** start GIVEN DATA **

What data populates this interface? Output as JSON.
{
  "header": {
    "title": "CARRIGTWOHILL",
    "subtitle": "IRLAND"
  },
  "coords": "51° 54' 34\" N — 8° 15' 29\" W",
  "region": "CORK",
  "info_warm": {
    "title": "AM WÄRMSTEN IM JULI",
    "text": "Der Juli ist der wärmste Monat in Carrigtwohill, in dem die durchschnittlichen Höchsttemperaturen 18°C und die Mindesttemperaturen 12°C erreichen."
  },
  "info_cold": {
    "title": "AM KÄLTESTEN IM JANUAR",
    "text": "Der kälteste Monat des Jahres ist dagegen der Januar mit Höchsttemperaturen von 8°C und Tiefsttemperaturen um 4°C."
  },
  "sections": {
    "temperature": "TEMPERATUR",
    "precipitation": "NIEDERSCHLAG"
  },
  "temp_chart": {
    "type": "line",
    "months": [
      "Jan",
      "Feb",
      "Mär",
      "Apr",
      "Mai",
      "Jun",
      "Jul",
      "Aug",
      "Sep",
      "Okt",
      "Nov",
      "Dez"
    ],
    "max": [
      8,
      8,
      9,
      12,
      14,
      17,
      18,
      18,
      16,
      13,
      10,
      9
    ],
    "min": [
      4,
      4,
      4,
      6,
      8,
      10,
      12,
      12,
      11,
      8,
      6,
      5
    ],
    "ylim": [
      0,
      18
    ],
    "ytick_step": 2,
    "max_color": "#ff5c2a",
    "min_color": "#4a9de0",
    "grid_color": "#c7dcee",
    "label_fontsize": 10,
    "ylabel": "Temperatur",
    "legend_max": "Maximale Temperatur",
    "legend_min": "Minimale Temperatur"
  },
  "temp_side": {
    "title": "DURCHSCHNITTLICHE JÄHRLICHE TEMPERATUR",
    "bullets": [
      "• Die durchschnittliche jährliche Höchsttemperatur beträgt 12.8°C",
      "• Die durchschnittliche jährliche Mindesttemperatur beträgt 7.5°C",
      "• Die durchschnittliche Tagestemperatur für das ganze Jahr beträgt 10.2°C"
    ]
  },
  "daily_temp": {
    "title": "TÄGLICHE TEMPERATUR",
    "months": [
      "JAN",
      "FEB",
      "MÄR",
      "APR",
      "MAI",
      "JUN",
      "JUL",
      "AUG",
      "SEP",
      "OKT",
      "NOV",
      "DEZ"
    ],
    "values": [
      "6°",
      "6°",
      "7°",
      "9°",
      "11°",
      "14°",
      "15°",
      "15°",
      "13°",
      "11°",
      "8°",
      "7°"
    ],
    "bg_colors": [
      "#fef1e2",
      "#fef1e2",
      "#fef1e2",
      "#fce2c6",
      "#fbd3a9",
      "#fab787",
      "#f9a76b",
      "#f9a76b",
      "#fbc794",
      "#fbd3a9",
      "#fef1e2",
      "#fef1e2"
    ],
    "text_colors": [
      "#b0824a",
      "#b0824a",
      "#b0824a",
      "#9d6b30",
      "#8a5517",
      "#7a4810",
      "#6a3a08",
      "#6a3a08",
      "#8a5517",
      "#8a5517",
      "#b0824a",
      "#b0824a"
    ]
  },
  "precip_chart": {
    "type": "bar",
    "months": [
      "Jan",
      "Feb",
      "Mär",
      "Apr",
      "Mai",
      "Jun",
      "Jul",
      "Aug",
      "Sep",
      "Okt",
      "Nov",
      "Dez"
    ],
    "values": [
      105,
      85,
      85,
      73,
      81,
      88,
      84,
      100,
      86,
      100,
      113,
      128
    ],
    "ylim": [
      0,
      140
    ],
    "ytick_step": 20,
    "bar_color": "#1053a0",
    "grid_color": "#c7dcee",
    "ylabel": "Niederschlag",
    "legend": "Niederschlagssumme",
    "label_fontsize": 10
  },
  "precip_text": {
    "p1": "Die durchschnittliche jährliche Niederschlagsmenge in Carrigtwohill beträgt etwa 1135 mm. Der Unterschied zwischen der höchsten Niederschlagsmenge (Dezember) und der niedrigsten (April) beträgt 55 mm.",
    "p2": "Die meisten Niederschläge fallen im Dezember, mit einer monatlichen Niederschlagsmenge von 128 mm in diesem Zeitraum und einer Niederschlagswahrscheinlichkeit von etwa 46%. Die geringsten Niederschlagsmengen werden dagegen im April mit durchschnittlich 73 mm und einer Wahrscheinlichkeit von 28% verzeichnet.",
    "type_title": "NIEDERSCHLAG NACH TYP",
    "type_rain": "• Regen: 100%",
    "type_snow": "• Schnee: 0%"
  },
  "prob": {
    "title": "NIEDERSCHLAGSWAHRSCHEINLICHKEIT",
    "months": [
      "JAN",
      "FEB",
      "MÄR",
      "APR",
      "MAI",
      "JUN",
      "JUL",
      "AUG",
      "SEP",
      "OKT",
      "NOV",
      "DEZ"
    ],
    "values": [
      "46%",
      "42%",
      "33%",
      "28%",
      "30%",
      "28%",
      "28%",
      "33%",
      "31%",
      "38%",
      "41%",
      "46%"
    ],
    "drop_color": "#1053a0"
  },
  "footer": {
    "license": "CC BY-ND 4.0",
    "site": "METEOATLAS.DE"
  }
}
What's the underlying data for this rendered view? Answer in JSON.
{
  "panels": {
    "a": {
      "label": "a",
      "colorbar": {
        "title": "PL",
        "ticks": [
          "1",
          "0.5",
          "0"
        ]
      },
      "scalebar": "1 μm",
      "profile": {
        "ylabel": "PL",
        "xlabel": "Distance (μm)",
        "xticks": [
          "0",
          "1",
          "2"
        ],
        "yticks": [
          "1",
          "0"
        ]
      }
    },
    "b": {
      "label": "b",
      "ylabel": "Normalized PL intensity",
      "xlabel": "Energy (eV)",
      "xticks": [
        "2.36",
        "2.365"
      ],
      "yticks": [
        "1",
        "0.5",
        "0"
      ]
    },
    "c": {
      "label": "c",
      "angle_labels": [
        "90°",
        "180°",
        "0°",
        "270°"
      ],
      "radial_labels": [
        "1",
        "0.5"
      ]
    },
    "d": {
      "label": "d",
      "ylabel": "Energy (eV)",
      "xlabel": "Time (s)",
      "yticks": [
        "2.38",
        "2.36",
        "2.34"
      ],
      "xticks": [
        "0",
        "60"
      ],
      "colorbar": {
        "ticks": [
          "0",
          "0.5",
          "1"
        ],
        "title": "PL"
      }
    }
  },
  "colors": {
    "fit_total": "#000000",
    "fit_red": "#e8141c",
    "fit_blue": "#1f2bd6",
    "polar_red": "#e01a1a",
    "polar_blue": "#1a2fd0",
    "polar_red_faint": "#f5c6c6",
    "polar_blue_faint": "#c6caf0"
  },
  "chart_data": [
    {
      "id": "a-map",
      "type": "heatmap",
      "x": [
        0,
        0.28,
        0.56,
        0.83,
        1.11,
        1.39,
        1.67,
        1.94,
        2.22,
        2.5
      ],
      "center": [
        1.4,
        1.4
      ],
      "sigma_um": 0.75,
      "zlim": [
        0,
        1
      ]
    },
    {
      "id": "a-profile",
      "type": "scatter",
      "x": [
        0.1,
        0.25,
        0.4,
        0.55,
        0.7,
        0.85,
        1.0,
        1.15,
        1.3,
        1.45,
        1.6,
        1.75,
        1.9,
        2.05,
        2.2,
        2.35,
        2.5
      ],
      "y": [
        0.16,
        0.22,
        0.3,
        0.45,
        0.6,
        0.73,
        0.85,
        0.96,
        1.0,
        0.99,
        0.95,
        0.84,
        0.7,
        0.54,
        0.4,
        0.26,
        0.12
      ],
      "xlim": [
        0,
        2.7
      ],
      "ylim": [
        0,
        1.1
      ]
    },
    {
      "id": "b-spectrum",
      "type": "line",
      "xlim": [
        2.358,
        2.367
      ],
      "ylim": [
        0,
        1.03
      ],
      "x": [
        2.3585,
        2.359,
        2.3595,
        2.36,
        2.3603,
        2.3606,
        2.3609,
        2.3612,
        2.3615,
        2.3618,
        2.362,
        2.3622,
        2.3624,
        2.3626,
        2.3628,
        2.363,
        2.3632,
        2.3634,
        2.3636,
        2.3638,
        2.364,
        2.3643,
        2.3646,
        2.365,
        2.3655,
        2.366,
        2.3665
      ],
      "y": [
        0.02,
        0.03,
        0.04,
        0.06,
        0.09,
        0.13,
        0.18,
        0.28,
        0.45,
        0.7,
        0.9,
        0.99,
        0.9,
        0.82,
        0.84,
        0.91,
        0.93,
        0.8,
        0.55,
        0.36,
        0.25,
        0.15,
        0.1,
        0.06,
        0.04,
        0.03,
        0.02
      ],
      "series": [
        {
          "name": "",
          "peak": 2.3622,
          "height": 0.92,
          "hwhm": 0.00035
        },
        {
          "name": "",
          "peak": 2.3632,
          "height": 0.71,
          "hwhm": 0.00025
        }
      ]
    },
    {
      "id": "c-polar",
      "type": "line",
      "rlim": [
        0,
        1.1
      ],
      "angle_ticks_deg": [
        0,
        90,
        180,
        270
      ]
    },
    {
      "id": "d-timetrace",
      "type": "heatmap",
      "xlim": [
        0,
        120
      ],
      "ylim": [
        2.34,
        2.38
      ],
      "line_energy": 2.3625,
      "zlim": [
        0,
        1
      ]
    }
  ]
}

** end GIVEN DATA **

PROBLEM DESCRIPTION: Pull out every line in the data above that has the word "JSON".

PROBLEM SOLUTION:
What data populates this interface? Output as JSON.
What's the underlying data for this rendered view? Answer in JSON.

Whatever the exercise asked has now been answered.